Given request:
Give every line from the entries that contains "форме".

Extracted data:
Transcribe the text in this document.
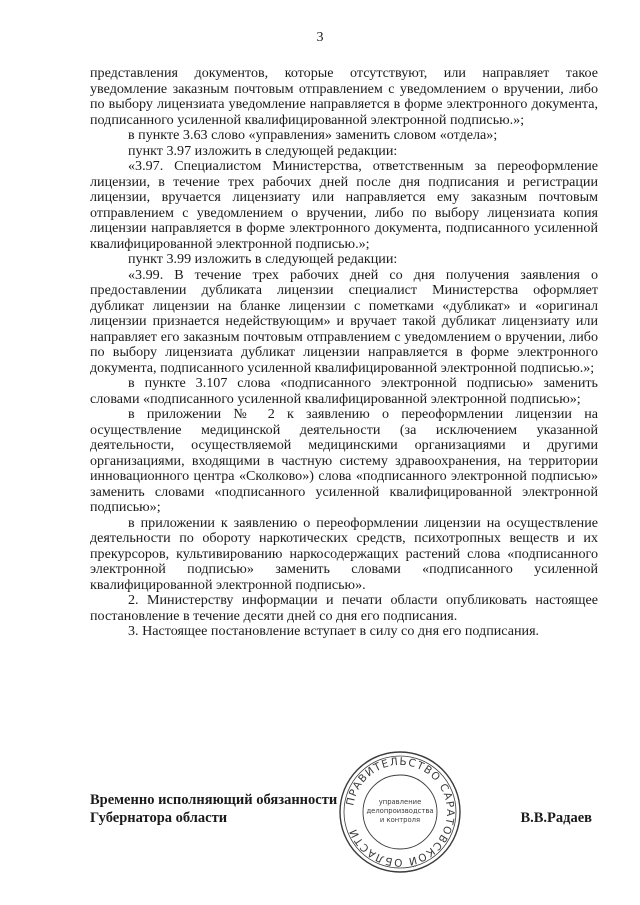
3

представления документов, которые отсутствуют, или направляет такое уведомление заказным почтовым отправлением с уведомлением о вручении, либо по выбору лицензиата уведомление направляется в форме электронного документа, подписанного усиленной квалифицированной электронной подписью.»;

в пункте 3.63 слово «управления» заменить словом «отдела»;

пункт 3.97 изложить в следующей редакции:

«3.97. Специалистом Министерства, ответственным за переоформление лицензии, в течение трех рабочих дней после дня подписания и регистрации лицензии, вручается лицензиату или направляется ему заказным почтовым отправлением с уведомлением о вручении, либо по выбору лицензиата копия лицензии направляется в форме электронного документа, подписанного усиленной квалифицированной электронной подписью.»;

пункт 3.99 изложить в следующей редакции:

«3.99. В течение трех рабочих дней со дня получения заявления о предоставлении дубликата лицензии специалист Министерства оформляет дубликат лицензии на бланке лицензии с пометками «дубликат» и «оригинал лицензии признается недействующим» и вручает такой дубликат лицензиату или направляет его заказным почтовым отправлением с уведомлением о вручении, либо по выбору лицензиата дубликат лицензии направляется в форме электронного документа, подписанного усиленной квалифицированной электронной подписью.»;

в пункте 3.107 слова «подписанного электронной подписью» заменить словами «подписанного усиленной квалифицированной электронной подписью»;

в приложении № 2 к заявлению о переоформлении лицензии на осуществление медицинской деятельности (за исключением указанной деятельности, осуществляемой медицинскими организациями и другими организациями, входящими в частную систему здравоохранения, на территории инновационного центра «Сколково») слова «подписанного электронной подписью» заменить словами «подписанного усиленной квалифицированной электронной подписью»;

в приложении к заявлению о переоформлении лицензии на осуществление деятельности по обороту наркотических средств, психотропных веществ и их прекурсоров, культивированию наркосодержащих растений слова «подписанного электронной подписью» заменить словами «подписанного усиленной квалифицированной электронной подписью».

2. Министерству информации и печати области опубликовать настоящее постановление в течение десяти дней со дня его подписания.

3. Настоящее постановление вступает в силу со дня его подписания.

ПРАВИТЕЛЬСТВО САРАТОВСКОЙ ОБЛАСТИ
управление делопроизводства и контроля
Временно исполняющий обязанности
Губернатора области	В.В.Радаев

Finished answer:
представления документов, которые отсутствуют, или направляет такое уведомление заказным почтовым отправлением с уведомлением о вручении, либо по выбору лицензиата уведомление направляется в форме электронного документа, подписанного усиленной квалифицированной электронной подписью.»;
«3.97. Специалистом Министерства, ответственным за переоформление лицензии, в течение трех рабочих дней после дня подписания и регистрации лицензии, вручается лицензиату или направляется ему заказным почтовым отправлением с уведомлением о вручении, либо по выбору лицензиата копия лицензии направляется в форме электронного документа, подписанного усиленной квалифицированной электронной подписью.»;
«3.99. В течение трех рабочих дней со дня получения заявления о предоставлении дубликата лицензии специалист Министерства оформляет дубликат лицензии на бланке лицензии с пометками «дубликат» и «оригинал лицензии признается недействующим» и вручает такой дубликат лицензиату или направляет его заказным почтовым отправлением с уведомлением о вручении, либо по выбору лицензиата дубликат лицензии направляется в форме электронного документа, подписанного усиленной квалифицированной электронной подписью.»;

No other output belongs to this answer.